Exercise task =>
Leave out the pictures and restate the rest of the data exactly.

Exercise data =>

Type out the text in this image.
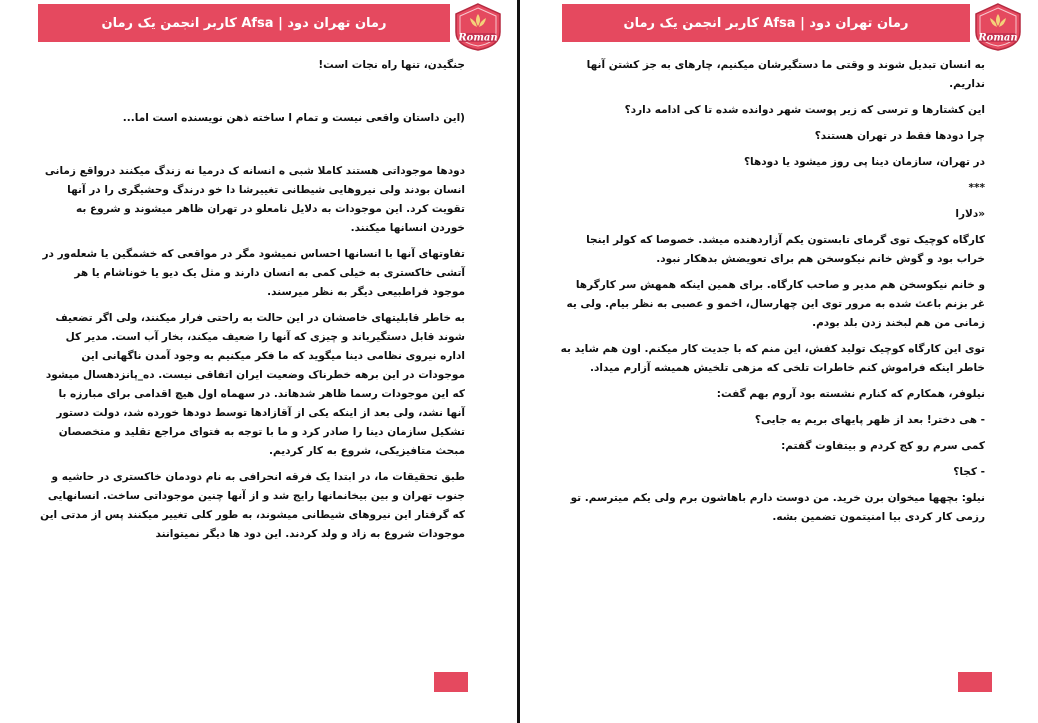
رمان تهران دود | Afsa کاربر انجمن یک رمان
Roman

جنگیدن، تنها راه نجات است!

(این داستان واقعی نیست و تمام ا ساخته ذهن نویسنده است اما...

دودها موجوداتی هستند کاملا شبی ه انسانه ک درمیا نه زندگ میکنند درواقع زمانی انسان بودند ولی نیروهایی شیطانی تغییرشا دا خو درندگ وحشیگری را در آنها تقویت کرد. این موجودات به دلایل نامعلو در تهران ظاهر میشوند و شروع به خوردن انسانها میکنند.

تفاوتهای آنها با انسانها احساس نمیشود مگر در مواقعی که خشمگین یا شعله‌ور در آتشی خاکستری به خیلی کمی به انسان دارند و مثل یک دیو یا خوناشام یا هر موجود فراطبیعی دیگر به نظر میرسند.

به خاطر قابلیتهای خاصشان در این حالت به راحتی فرار میکنند، ولی اگر تضعیف شوند قابل دستگیریاند و چیزی که آنها را ضعیف میکند، بخار آب است. مدیر کل اداره نیروی نظامی دینا میگوید که ما فکر میکنیم به وجود آمدن ناگهانی این موجودات در این برهه خطرناک وضعیت ایران اتفاقی نیست. ده_پانزدهسال میشود که این موجودات رسما ظاهر شدهاند. در سهماه اول هیچ اقدامی برای مبارزه با آنها نشد، ولی بعد از اینکه یکی از آقازادها توسط دودها خورده شد، دولت دستور تشکیل سازمان دینا را صادر کرد و ما با توجه به فتوای مراجع تقلید و متخصصان مبحث متافیزیکی، شروع به کار کردیم.

طبق تحقیقات ما، در ابتدا یک فرقه انحرافی به نام دودمان خاکستری در حاشیه و جنوب تهران و بین بیخانمانها رایج شد و از آنها چنین موجوداتی ساخت. انسانهایی که گرفتار این نیروهای شیطانی میشوند، به طور کلی تغییر میکنند پس از مدتی این موجودات شروع به زاد و ولد کردند. این دود ها دیگر نمیتوانند

رمان تهران دود | Afsa کاربر انجمن یک رمان
Roman

به انسان تبدیل شوند و وقتی ما دستگیرشان میکنیم، چارهای به جز کشتن آنها نداریم.

این کشتارها و ترسی که زیر پوست شهر دوانده شده تا کی ادامه دارد؟

چرا دودها فقط در تهران هستند؟

در تهران، سازمان دینا پی روز میشود یا دودها؟

***

«دلارا

کارگاه کوچیک توی گرمای تابستون یکم آزاردهنده میشد. خصوصا که کولر اینجا خراب بود و گوش خانم نیکوسخن هم برای تعویضش بدهکار نبود.

و خانم نیکوسخن هم مدیر و صاحب کارگاه. برای همین اینکه همهش سر کارگرها غر بزنم باعث شده به مرور توی این چهارسال، اخمو و عصبی به نظر بیام. ولی یه زمانی من هم لبخند زدن بلد بودم.

توی این کارگاه کوچیک تولید کفش، این منم که با جدیت کار میکنم. اون هم شاید به خاطر اینکه فراموش کنم خاطرات تلخی که مزهی تلخیش همیشه آزارم میداد.

نیلوفر، همکارم که کنارم نشسته بود آروم بهم گفت:

- هی دختر! بعد از ظهر پایهای بریم یه جایی؟

کمی سرم رو کج کردم و بیتفاوت گفتم:

- کجا؟

نیلو: بچهها میخوان برن خرید. من دوست دارم باهاشون برم ولی یکم میترسم. تو رزمی کار کردی بیا امنیتمون تضمین بشه.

Reply to the task =>
Type out the text in this image.
رمان تهران دود | Afsa کاربر انجمن یک رمان
Roman

جنگیدن، تنها راه نجات است!

(این داستان واقعی نیست و تمام ا ساخته ذهن نویسنده است اما...

دودها موجوداتی هستند کاملا شبی ه انسانه ک درمیا نه زندگ میکنند درواقع زمانی انسان بودند ولی نیروهایی شیطانی تغییرشا دا خو درندگ وحشیگری را در آنها تقویت کرد. این موجودات به دلایل نامعلو در تهران ظاهر میشوند و شروع به خوردن انسانها میکنند.

تفاوتهای آنها با انسانها احساس نمیشود مگر در مواقعی که خشمگین یا شعله‌ور در آتشی خاکستری به خیلی کمی به انسان دارند و مثل یک دیو یا خوناشام یا هر موجود فراطبیعی دیگر به نظر میرسند.

به خاطر قابلیتهای خاصشان در این حالت به راحتی فرار میکنند، ولی اگر تضعیف شوند قابل دستگیریاند و چیزی که آنها را ضعیف میکند، بخار آب است. مدیر کل اداره نیروی نظامی دینا میگوید که ما فکر میکنیم به وجود آمدن ناگهانی این موجودات در این برهه خطرناک وضعیت ایران اتفاقی نیست. ده_پانزدهسال میشود که این موجودات رسما ظاهر شدهاند. در سهماه اول هیچ اقدامی برای مبارزه با آنها نشد، ولی بعد از اینکه یکی از آقازادها توسط دودها خورده شد، دولت دستور تشکیل سازمان دینا را صادر کرد و ما با توجه به فتوای مراجع تقلید و متخصصان مبحث متافیزیکی، شروع به کار کردیم.

طبق تحقیقات ما، در ابتدا یک فرقه انحرافی به نام دودمان خاکستری در حاشیه و جنوب تهران و بین بیخانمانها رایج شد و از آنها چنین موجوداتی ساخت. انسانهایی که گرفتار این نیروهای شیطانی میشوند، به طور کلی تغییر میکنند پس از مدتی این موجودات شروع به زاد و ولد کردند. این دود ها دیگر نمیتوانند

رمان تهران دود | Afsa کاربر انجمن یک رمان
Roman

به انسان تبدیل شوند و وقتی ما دستگیرشان میکنیم، چارهای به جز کشتن آنها نداریم.

این کشتارها و ترسی که زیر پوست شهر دوانده شده تا کی ادامه دارد؟

چرا دودها فقط در تهران هستند؟

در تهران، سازمان دینا پی روز میشود یا دودها؟

***

«دلارا

کارگاه کوچیک توی گرمای تابستون یکم آزاردهنده میشد. خصوصا که کولر اینجا خراب بود و گوش خانم نیکوسخن هم برای تعویضش بدهکار نبود.

و خانم نیکوسخن هم مدیر و صاحب کارگاه. برای همین اینکه همهش سر کارگرها غر بزنم باعث شده به مرور توی این چهارسال، اخمو و عصبی به نظر بیام. ولی یه زمانی من هم لبخند زدن بلد بودم.

توی این کارگاه کوچیک تولید کفش، این منم که با جدیت کار میکنم. اون هم شاید به خاطر اینکه فراموش کنم خاطرات تلخی که مزهی تلخیش همیشه آزارم میداد.

نیلوفر، همکارم که کنارم نشسته بود آروم بهم گفت:

- هی دختر! بعد از ظهر پایهای بریم یه جایی؟

کمی سرم رو کج کردم و بیتفاوت گفتم:

- کجا؟

نیلو: بچهها میخوان برن خرید. من دوست دارم باهاشون برم ولی یکم میترسم. تو رزمی کار کردی بیا امنیتمون تضمین بشه.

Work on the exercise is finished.